* **Problem details**: Reproduce all the entries precisely.

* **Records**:
## Begin

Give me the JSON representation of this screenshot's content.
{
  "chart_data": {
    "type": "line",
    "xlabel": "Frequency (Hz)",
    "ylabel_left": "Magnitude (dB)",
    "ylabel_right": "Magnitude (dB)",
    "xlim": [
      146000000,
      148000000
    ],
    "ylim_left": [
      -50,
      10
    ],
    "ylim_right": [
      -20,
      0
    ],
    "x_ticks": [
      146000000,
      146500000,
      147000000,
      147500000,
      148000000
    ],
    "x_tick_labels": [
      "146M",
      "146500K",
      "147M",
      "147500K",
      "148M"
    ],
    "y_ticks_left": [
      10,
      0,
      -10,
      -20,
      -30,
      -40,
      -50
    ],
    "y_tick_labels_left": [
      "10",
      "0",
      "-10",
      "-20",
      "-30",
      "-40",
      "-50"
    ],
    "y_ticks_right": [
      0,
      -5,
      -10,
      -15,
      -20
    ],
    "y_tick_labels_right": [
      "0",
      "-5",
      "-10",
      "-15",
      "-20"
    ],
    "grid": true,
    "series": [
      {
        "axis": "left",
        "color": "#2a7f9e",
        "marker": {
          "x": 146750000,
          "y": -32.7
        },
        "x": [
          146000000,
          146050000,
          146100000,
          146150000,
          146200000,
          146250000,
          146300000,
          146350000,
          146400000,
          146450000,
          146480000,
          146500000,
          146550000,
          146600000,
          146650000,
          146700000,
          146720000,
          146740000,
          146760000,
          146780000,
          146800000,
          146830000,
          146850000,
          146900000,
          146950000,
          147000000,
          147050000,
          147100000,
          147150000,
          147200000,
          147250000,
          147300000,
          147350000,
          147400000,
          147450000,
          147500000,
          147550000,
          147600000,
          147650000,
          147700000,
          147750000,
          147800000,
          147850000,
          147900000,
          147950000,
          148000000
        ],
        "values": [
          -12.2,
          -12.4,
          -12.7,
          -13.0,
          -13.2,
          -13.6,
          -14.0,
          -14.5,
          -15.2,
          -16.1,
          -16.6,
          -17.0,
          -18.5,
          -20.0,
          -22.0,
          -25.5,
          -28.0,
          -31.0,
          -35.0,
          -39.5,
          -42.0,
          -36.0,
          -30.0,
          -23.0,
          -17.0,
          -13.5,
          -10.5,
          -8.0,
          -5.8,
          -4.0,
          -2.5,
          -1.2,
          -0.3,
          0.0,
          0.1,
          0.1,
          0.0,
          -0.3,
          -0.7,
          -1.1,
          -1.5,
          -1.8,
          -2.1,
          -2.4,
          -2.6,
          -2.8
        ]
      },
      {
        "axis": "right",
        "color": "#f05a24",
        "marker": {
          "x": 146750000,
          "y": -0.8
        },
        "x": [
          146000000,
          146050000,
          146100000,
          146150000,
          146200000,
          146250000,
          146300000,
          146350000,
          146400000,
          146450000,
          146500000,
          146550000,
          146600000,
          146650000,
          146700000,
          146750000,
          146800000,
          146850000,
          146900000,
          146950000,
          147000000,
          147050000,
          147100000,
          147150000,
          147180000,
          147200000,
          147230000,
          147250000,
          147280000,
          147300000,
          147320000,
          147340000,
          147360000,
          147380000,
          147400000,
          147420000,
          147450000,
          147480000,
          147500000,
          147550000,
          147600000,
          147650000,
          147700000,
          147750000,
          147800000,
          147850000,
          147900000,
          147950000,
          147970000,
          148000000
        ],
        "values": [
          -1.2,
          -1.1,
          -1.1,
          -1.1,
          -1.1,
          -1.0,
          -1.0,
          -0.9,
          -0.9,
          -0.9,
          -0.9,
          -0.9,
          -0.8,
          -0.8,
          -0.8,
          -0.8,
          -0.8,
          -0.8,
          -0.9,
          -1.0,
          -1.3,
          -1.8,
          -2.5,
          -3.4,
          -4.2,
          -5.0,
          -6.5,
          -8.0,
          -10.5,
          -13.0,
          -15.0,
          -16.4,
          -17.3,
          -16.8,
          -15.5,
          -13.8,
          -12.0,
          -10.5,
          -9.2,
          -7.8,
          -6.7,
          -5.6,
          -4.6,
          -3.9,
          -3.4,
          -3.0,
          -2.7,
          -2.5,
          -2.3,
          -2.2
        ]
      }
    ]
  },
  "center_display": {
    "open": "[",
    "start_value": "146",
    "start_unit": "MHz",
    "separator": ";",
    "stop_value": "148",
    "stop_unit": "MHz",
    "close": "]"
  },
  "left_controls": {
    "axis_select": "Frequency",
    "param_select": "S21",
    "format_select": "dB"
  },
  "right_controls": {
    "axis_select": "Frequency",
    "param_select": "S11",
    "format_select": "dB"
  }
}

## End

* **Written solution**:
Give me the JSON representation of this screenshot's content.
{
  "chart_data": {
    "type": "line",
    "xlabel": "Frequency (Hz)",
    "ylabel_left": "Magnitude (dB)",
    "ylabel_right": "Magnitude (dB)",
    "xlim": [
      146000000,
      148000000
    ],
    "ylim_left": [
      -50,
      10
    ],
    "ylim_right": [
      -20,
      0
    ],
    "x_ticks": [
      146000000,
      146500000,
      147000000,
      147500000,
      148000000
    ],
    "x_tick_labels": [
      "146M",
      "146500K",
      "147M",
      "147500K",
      "148M"
    ],
    "y_ticks_left": [
      10,
      0,
      -10,
      -20,
      -30,
      -40,
      -50
    ],
    "y_tick_labels_left": [
      "10",
      "0",
      "-10",
      "-20",
      "-30",
      "-40",
      "-50"
    ],
    "y_ticks_right": [
      0,
      -5,
      -10,
      -15,
      -20
    ],
    "y_tick_labels_right": [
      "0",
      "-5",
      "-10",
      "-15",
      "-20"
    ],
    "grid": true,
    "series": [
      {
        "axis": "left",
        "color": "#2a7f9e",
        "marker": {
          "x": 146750000,
          "y": -32.7
        },
        "x": [
          146000000,
          146050000,
          146100000,
          146150000,
          146200000,
          146250000,
          146300000,
          146350000,
          146400000,
          146450000,
          146480000,
          146500000,
          146550000,
          146600000,
          146650000,
          146700000,
          146720000,
          146740000,
          146760000,
          146780000,
          146800000,
          146830000,
          146850000,
          146900000,
          146950000,
          147000000,
          147050000,
          147100000,
          147150000,
          147200000,
          147250000,
          147300000,
          147350000,
          147400000,
          147450000,
          147500000,
          147550000,
          147600000,
          147650000,
          147700000,
          147750000,
          147800000,
          147850000,
          147900000,
          147950000,
          148000000
        ],
        "values": [
          -12.2,
          -12.4,
          -12.7,
          -13.0,
          -13.2,
          -13.6,
          -14.0,
          -14.5,
          -15.2,
          -16.1,
          -16.6,
          -17.0,
          -18.5,
          -20.0,
          -22.0,
          -25.5,
          -28.0,
          -31.0,
          -35.0,
          -39.5,
          -42.0,
          -36.0,
          -30.0,
          -23.0,
          -17.0,
          -13.5,
          -10.5,
          -8.0,
          -5.8,
          -4.0,
          -2.5,
          -1.2,
          -0.3,
          0.0,
          0.1,
          0.1,
          0.0,
          -0.3,
          -0.7,
          -1.1,
          -1.5,
          -1.8,
          -2.1,
          -2.4,
          -2.6,
          -2.8
        ]
      },
      {
        "axis": "right",
        "color": "#f05a24",
        "marker": {
          "x": 146750000,
          "y": -0.8
        },
        "x": [
          146000000,
          146050000,
          146100000,
          146150000,
          146200000,
          146250000,
          146300000,
          146350000,
          146400000,
          146450000,
          146500000,
          146550000,
          146600000,
          146650000,
          146700000,
          146750000,
          146800000,
          146850000,
          146900000,
          146950000,
          147000000,
          147050000,
          147100000,
          147150000,
          147180000,
          147200000,
          147230000,
          147250000,
          147280000,
          147300000,
          147320000,
          147340000,
          147360000,
          147380000,
          147400000,
          147420000,
          147450000,
          147480000,
          147500000,
          147550000,
          147600000,
          147650000,
          147700000,
          147750000,
          147800000,
          147850000,
          147900000,
          147950000,
          147970000,
          148000000
        ],
        "values": [
          -1.2,
          -1.1,
          -1.1,
          -1.1,
          -1.1,
          -1.0,
          -1.0,
          -0.9,
          -0.9,
          -0.9,
          -0.9,
          -0.9,
          -0.8,
          -0.8,
          -0.8,
          -0.8,
          -0.8,
          -0.8,
          -0.9,
          -1.0,
          -1.3,
          -1.8,
          -2.5,
          -3.4,
          -4.2,
          -5.0,
          -6.5,
          -8.0,
          -10.5,
          -13.0,
          -15.0,
          -16.4,
          -17.3,
          -16.8,
          -15.5,
          -13.8,
          -12.0,
          -10.5,
          -9.2,
          -7.8,
          -6.7,
          -5.6,
          -4.6,
          -3.9,
          -3.4,
          -3.0,
          -2.7,
          -2.5,
          -2.3,
          -2.2
        ]
      }
    ]
  },
  "center_display": {
    "open": "[",
    "start_value": "146",
    "start_unit": "MHz",
    "separator": ";",
    "stop_value": "148",
    "stop_unit": "MHz",
    "close": "]"
  },
  "left_controls": {
    "axis_select": "Frequency",
    "param_select": "S21",
    "format_select": "dB"
  },
  "right_controls": {
    "axis_select": "Frequency",
    "param_select": "S11",
    "format_select": "dB"
  }
}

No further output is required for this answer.